Record extracts:

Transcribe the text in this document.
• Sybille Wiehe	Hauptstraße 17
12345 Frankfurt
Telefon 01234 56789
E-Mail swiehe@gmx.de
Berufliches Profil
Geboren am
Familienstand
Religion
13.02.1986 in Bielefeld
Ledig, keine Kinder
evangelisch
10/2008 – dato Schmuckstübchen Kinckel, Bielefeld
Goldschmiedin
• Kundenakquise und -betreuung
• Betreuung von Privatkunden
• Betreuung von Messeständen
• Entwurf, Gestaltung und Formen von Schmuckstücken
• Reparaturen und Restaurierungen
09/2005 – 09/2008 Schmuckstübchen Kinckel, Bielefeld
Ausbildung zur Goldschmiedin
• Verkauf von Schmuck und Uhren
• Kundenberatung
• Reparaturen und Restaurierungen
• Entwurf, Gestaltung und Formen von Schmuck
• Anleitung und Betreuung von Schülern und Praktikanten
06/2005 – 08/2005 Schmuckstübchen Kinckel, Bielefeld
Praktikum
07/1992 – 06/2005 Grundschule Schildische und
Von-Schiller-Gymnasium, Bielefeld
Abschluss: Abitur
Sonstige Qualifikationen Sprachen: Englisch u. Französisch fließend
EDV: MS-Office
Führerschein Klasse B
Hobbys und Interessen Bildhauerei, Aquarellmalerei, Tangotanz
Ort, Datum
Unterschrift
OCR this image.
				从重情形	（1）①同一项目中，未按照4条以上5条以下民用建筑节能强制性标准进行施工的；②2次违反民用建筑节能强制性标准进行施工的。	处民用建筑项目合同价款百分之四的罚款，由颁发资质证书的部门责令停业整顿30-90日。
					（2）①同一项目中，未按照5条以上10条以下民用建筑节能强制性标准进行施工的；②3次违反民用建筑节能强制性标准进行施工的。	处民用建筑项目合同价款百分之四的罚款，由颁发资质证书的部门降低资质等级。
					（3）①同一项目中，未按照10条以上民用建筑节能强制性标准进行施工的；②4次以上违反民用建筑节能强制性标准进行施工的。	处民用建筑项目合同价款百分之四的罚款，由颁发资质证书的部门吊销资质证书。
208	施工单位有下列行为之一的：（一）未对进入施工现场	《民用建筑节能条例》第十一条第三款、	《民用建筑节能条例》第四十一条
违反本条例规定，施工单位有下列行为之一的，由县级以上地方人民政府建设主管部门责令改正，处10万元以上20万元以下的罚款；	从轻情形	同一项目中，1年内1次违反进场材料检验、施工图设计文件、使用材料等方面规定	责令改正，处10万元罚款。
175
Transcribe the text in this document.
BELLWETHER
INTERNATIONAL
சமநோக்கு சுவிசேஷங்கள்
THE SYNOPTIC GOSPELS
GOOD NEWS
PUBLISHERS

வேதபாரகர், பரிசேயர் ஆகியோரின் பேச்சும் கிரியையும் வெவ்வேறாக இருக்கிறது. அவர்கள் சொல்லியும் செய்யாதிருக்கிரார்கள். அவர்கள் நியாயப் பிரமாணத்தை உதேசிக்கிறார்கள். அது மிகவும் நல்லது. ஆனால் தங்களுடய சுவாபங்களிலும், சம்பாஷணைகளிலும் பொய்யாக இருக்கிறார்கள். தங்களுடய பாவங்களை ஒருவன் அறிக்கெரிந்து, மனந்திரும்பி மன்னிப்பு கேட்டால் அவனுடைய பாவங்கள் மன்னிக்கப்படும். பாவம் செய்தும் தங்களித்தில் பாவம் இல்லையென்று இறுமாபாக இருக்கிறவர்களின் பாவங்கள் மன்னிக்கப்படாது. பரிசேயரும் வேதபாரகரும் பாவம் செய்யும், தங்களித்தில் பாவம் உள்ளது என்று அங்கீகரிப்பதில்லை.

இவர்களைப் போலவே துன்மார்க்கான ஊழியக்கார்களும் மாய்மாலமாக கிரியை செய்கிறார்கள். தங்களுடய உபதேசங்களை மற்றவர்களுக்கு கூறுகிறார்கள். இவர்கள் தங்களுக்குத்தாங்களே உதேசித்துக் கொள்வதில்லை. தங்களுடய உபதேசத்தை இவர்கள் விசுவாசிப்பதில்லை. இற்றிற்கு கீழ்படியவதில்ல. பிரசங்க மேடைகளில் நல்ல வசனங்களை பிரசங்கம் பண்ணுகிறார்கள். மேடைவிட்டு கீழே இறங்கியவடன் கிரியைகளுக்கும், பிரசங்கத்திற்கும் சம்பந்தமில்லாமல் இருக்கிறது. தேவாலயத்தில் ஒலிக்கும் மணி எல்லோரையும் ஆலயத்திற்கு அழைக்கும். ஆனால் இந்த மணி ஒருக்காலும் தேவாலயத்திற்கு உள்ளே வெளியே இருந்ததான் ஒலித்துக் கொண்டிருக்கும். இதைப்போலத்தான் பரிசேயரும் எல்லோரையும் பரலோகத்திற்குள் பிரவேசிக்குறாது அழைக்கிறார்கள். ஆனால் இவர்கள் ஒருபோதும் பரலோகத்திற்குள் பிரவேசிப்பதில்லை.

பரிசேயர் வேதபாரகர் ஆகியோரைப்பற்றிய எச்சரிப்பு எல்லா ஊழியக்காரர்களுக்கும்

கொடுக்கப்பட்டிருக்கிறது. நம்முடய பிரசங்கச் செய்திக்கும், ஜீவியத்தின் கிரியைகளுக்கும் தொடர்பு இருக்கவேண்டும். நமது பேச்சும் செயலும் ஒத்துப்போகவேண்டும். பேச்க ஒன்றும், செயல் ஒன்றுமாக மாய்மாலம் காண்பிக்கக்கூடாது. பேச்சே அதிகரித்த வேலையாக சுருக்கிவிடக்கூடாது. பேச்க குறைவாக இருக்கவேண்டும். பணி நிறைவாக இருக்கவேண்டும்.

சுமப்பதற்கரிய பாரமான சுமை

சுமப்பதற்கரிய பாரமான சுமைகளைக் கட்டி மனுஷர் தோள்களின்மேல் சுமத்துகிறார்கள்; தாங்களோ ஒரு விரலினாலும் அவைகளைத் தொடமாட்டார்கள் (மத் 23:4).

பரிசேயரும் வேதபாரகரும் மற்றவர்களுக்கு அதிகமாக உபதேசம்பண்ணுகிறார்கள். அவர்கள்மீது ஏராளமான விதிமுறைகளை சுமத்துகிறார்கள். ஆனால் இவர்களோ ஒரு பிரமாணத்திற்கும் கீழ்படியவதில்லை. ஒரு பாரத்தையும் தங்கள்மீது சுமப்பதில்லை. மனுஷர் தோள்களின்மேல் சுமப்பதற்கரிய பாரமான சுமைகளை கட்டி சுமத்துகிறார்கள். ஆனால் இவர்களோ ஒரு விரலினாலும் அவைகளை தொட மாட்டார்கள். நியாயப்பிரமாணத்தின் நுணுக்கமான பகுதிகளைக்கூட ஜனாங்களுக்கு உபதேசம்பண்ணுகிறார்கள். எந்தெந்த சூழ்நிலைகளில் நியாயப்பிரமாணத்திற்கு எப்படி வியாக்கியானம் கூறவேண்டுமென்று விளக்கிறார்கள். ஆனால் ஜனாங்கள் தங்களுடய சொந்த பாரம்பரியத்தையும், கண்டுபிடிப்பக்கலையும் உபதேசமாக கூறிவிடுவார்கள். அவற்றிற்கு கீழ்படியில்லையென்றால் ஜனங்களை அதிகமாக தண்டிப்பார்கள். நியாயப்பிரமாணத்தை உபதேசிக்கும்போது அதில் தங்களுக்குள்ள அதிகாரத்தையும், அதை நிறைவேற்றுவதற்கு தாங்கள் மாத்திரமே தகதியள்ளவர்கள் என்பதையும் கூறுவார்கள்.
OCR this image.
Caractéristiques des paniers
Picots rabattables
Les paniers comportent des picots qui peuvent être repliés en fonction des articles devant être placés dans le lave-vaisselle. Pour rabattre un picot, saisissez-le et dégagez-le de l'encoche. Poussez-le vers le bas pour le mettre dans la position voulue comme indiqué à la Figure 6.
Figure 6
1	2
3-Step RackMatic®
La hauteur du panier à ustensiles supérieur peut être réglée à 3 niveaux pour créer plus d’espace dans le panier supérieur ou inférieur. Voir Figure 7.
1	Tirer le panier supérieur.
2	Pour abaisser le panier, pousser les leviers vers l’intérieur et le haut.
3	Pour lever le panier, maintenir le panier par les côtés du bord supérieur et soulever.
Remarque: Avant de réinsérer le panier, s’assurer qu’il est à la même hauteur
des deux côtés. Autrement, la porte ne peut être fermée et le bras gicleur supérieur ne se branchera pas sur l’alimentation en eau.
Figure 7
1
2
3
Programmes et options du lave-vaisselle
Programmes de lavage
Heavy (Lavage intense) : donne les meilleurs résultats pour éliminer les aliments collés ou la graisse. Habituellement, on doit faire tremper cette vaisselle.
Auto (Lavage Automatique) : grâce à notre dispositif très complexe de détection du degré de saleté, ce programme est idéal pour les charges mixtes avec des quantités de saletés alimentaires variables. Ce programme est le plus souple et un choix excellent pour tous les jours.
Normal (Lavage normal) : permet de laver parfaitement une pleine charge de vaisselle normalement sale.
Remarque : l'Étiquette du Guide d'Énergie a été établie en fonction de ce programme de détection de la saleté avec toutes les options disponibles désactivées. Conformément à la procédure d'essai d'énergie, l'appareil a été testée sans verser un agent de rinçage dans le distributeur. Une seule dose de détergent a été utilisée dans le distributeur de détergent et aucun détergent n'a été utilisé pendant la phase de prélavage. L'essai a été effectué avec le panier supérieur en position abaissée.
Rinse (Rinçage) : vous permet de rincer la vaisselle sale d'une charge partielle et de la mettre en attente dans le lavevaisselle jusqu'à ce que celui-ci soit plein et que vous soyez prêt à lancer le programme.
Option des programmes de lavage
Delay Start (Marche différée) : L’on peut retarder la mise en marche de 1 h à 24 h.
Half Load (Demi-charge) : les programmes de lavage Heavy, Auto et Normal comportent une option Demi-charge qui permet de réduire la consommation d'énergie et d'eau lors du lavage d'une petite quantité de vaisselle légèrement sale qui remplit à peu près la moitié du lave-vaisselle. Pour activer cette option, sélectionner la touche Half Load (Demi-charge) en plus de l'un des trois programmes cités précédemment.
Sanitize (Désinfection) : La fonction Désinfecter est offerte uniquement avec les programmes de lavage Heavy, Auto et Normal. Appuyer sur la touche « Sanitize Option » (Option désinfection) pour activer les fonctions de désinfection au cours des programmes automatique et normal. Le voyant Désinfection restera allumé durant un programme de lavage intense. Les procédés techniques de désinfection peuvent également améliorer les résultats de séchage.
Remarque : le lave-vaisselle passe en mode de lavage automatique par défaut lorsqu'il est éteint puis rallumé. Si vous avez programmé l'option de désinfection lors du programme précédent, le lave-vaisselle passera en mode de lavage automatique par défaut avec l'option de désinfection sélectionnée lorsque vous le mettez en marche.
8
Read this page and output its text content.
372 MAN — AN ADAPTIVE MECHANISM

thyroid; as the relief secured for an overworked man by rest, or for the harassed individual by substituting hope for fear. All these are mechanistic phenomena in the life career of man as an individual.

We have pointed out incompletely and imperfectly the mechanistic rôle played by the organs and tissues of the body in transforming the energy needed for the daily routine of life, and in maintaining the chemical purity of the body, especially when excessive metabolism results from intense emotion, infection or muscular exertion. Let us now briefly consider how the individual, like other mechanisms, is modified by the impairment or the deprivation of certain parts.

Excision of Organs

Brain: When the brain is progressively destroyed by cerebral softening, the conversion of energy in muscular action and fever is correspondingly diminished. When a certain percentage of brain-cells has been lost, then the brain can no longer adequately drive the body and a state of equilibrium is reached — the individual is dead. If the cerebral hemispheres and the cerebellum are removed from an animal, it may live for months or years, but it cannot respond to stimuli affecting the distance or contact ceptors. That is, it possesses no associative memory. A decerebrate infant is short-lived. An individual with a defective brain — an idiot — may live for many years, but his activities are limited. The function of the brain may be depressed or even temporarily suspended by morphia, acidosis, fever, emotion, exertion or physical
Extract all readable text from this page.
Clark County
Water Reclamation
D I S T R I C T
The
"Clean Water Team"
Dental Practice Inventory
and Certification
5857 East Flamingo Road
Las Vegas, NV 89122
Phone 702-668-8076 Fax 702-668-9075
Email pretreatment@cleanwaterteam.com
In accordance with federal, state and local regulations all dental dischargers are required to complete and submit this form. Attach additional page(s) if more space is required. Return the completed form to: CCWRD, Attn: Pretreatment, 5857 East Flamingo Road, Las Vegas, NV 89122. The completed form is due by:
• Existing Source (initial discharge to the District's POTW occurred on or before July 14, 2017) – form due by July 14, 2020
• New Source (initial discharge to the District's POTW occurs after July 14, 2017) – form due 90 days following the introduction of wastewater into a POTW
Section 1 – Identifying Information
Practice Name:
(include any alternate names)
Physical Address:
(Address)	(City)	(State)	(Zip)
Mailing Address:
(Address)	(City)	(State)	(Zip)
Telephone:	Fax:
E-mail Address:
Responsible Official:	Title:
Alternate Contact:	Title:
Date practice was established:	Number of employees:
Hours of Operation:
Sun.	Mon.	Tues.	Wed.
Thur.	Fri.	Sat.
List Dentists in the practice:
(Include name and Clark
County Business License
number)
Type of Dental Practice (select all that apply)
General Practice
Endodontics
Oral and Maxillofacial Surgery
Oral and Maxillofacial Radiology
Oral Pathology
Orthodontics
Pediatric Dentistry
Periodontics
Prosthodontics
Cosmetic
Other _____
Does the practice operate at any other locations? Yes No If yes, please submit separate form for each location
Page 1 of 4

Set task:
Gather each line of the records holding the string "hauteur".

Written solution:
La hauteur du panier à ustensiles supérieur peut être réglée à 3 niveaux pour créer plus d’espace dans le panier supérieur ou inférieur. Voir Figure 7.
Remarque: Avant de réinsérer le panier, s’assurer qu’il est à la même hauteur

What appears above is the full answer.